● **Task directions**
How many lines in this data contain the string "oraz"? Reply with the number only.

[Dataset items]
———
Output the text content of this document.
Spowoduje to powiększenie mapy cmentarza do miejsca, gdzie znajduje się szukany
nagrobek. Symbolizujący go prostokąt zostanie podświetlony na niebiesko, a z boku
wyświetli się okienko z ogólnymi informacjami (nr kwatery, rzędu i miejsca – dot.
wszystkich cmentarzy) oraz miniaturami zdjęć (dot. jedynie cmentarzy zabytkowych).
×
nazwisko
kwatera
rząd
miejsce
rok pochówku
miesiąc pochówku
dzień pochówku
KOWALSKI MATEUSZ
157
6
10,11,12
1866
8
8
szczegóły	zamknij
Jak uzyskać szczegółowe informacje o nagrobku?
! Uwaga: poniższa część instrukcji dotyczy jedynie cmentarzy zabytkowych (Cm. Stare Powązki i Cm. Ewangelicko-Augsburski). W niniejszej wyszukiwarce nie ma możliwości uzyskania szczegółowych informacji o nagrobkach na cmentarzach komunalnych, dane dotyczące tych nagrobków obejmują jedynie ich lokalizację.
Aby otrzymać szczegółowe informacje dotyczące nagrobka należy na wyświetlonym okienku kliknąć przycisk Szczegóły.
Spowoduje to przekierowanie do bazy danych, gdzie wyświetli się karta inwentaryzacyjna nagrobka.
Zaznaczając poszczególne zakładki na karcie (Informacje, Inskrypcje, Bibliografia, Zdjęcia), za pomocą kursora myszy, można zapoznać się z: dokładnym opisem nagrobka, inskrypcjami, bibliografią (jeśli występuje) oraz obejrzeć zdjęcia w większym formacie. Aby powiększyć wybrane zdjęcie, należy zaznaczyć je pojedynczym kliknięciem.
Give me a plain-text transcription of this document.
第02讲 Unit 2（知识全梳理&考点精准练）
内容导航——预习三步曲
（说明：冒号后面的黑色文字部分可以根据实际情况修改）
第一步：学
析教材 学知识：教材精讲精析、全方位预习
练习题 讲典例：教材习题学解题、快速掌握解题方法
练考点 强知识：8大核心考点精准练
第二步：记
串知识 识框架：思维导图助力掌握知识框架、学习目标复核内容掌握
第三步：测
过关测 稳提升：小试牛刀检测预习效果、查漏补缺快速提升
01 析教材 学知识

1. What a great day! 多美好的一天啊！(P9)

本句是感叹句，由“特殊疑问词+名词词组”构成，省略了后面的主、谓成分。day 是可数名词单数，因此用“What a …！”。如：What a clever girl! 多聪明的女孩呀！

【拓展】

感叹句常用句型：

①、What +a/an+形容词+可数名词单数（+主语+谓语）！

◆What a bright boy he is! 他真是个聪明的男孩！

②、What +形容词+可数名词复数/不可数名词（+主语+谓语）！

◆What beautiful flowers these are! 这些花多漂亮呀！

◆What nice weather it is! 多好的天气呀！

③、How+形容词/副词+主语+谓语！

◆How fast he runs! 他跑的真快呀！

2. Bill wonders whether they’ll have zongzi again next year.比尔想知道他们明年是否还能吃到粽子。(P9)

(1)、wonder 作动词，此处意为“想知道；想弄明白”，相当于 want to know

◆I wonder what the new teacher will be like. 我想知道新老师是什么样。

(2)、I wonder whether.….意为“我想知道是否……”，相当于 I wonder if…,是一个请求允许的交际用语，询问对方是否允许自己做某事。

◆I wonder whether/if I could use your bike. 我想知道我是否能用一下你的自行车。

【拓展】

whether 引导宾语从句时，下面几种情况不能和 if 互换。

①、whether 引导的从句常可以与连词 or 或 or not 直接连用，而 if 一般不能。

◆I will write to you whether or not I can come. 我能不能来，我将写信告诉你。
———
● **Solution to this problem**
2